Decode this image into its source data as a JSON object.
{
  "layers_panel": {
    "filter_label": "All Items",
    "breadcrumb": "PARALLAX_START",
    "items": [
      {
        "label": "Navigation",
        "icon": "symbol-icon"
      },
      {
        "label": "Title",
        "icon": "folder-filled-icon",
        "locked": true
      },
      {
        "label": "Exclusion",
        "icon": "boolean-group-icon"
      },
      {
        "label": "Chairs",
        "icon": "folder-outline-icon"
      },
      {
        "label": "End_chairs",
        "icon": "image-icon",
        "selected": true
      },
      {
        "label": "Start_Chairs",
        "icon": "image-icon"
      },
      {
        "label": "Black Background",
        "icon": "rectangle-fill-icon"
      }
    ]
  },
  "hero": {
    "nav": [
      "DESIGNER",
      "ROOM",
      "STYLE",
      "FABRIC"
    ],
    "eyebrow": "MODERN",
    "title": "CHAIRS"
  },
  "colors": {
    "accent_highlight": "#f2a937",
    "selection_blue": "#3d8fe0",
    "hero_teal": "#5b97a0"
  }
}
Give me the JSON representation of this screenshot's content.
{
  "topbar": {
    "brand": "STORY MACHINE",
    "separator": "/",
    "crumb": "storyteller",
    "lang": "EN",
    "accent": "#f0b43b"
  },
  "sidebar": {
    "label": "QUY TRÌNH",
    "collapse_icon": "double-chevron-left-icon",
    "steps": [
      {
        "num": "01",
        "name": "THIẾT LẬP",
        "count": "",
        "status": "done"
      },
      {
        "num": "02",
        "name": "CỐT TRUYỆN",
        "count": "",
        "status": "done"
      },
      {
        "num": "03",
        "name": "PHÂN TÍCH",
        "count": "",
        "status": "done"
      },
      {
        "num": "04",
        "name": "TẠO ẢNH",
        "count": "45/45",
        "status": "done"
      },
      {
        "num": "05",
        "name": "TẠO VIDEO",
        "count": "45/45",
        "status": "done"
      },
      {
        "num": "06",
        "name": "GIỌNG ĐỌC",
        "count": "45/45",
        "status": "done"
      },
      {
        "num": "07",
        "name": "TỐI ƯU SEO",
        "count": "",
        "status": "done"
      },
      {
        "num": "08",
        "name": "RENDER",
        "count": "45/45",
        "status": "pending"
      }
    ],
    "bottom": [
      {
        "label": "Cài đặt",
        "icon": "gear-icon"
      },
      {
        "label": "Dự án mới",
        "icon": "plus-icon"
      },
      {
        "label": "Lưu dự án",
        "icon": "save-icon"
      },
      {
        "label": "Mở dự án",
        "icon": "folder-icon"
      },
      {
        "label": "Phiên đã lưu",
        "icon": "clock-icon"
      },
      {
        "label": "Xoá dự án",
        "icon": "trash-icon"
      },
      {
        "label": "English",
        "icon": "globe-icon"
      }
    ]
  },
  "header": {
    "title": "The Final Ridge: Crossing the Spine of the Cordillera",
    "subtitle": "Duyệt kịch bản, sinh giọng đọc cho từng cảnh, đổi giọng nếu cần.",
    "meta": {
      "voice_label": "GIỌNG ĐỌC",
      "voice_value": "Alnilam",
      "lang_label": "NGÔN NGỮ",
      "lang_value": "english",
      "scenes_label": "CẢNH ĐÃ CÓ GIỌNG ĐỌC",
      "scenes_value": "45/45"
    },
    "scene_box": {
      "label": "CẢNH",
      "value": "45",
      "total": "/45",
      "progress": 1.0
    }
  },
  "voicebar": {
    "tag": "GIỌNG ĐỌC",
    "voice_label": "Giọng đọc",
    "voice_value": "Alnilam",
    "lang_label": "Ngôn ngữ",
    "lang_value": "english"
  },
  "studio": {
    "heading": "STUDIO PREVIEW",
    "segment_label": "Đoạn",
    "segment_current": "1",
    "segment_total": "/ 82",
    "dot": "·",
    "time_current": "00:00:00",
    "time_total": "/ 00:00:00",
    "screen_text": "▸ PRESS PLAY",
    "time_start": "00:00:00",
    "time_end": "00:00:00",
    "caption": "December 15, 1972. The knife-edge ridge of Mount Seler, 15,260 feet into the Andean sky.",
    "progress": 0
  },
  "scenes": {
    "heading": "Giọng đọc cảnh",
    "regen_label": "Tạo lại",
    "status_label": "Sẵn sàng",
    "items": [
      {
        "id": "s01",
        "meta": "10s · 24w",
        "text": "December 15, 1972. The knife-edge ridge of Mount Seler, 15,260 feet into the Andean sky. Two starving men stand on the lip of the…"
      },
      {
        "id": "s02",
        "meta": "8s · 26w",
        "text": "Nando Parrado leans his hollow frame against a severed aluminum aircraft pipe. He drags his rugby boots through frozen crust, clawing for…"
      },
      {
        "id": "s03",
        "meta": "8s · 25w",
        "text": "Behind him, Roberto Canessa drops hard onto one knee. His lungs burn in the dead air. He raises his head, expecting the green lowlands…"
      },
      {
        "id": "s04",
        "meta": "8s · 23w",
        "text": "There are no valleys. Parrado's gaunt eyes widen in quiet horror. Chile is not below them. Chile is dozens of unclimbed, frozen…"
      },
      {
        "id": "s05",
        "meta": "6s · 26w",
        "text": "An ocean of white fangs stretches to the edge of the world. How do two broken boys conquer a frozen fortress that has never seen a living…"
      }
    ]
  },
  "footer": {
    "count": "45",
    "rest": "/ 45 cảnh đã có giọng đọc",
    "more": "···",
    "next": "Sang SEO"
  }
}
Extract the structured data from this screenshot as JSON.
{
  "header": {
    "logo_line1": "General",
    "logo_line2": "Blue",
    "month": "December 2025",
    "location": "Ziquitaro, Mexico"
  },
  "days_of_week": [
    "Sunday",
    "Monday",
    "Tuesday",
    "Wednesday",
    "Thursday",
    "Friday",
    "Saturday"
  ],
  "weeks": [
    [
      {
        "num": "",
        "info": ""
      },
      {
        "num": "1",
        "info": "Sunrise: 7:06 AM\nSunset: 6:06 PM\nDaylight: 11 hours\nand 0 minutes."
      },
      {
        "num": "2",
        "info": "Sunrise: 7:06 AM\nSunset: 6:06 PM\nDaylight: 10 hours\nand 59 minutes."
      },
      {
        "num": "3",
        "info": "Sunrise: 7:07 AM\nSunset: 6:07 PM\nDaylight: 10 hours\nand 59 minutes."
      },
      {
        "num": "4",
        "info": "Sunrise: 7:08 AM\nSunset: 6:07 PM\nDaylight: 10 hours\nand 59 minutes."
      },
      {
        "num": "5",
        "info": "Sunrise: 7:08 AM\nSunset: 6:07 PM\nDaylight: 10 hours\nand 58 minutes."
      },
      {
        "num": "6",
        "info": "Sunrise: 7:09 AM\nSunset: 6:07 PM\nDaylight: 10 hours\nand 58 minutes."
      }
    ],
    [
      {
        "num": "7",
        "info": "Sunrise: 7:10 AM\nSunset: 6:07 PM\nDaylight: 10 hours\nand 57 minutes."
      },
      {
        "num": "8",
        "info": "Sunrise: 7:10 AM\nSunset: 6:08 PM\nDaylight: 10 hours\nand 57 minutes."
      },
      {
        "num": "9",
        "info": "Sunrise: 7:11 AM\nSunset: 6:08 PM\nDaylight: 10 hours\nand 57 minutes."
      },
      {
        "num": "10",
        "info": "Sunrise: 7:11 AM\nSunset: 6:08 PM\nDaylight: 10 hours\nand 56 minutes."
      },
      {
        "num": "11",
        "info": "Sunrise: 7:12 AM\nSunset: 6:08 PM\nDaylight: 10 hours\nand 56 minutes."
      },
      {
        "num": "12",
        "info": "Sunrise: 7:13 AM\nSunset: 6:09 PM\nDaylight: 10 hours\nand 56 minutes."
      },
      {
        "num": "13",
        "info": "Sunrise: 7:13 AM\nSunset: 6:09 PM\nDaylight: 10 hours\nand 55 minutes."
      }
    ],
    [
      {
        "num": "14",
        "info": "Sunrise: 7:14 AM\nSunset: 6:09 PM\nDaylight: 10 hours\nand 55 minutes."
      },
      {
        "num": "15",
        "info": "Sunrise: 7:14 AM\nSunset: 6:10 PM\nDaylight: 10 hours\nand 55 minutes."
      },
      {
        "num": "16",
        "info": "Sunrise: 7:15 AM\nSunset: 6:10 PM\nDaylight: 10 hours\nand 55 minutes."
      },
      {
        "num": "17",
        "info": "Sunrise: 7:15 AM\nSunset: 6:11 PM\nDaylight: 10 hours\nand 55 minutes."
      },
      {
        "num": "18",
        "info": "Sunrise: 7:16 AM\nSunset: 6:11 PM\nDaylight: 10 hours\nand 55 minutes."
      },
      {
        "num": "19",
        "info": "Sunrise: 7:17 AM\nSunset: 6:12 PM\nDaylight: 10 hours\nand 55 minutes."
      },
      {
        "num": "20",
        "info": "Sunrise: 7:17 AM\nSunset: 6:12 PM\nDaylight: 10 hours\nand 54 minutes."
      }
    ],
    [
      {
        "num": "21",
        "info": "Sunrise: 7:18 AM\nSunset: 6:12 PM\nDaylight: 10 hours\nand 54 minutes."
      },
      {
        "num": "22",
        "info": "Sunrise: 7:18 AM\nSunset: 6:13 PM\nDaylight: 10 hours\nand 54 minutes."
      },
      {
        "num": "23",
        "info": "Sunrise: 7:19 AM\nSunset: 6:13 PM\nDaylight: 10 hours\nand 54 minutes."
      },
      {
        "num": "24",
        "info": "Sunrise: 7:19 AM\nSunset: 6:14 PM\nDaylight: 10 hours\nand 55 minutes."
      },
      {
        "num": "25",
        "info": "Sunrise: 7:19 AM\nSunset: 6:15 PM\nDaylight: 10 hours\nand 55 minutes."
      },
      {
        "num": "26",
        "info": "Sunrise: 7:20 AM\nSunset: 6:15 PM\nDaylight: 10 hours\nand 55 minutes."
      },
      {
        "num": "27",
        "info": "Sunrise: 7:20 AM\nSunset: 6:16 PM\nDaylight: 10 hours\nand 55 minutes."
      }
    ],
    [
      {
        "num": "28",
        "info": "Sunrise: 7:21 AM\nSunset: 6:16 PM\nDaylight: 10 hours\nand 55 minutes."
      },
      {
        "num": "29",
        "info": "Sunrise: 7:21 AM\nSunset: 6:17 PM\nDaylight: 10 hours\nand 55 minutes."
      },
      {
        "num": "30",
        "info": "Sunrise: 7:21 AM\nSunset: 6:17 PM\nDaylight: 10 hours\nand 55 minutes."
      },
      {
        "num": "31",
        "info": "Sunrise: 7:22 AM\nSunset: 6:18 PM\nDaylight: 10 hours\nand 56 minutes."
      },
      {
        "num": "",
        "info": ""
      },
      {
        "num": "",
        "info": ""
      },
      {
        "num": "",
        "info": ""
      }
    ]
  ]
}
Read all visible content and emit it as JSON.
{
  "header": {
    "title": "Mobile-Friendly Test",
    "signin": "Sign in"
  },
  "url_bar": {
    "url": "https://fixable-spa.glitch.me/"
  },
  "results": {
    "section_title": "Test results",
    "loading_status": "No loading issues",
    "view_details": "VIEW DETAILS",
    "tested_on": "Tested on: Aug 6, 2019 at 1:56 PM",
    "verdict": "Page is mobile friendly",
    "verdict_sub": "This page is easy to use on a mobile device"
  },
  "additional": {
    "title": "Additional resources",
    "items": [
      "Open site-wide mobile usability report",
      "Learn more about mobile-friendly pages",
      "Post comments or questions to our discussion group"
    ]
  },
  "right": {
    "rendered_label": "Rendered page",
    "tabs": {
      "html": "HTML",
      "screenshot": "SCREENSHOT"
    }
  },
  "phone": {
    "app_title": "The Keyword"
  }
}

☆ ☆ ☆ ☆ ☆ ☆ ☆

- **Work to do**
Please quote nothing but the lines from the line with "Read all visible content and emit it as JSON." through the end of the data above, exactly as written, ends included.

- **Finished answer**
Read all visible content and emit it as JSON.
{
  "header": {
    "title": "Mobile-Friendly Test",
    "signin": "Sign in"
  },
  "url_bar": {
    "url": "https://fixable-spa.glitch.me/"
  },
  "results": {
    "section_title": "Test results",
    "loading_status": "No loading issues",
    "view_details": "VIEW DETAILS",
    "tested_on": "Tested on: Aug 6, 2019 at 1:56 PM",
    "verdict": "Page is mobile friendly",
    "verdict_sub": "This page is easy to use on a mobile device"
  },
  "additional": {
    "title": "Additional resources",
    "items": [
      "Open site-wide mobile usability report",
      "Learn more about mobile-friendly pages",
      "Post comments or questions to our discussion group"
    ]
  },
  "right": {
    "rendered_label": "Rendered page",
    "tabs": {
      "html": "HTML",
      "screenshot": "SCREENSHOT"
    }
  },
  "phone": {
    "app_title": "The Keyword"
  }
}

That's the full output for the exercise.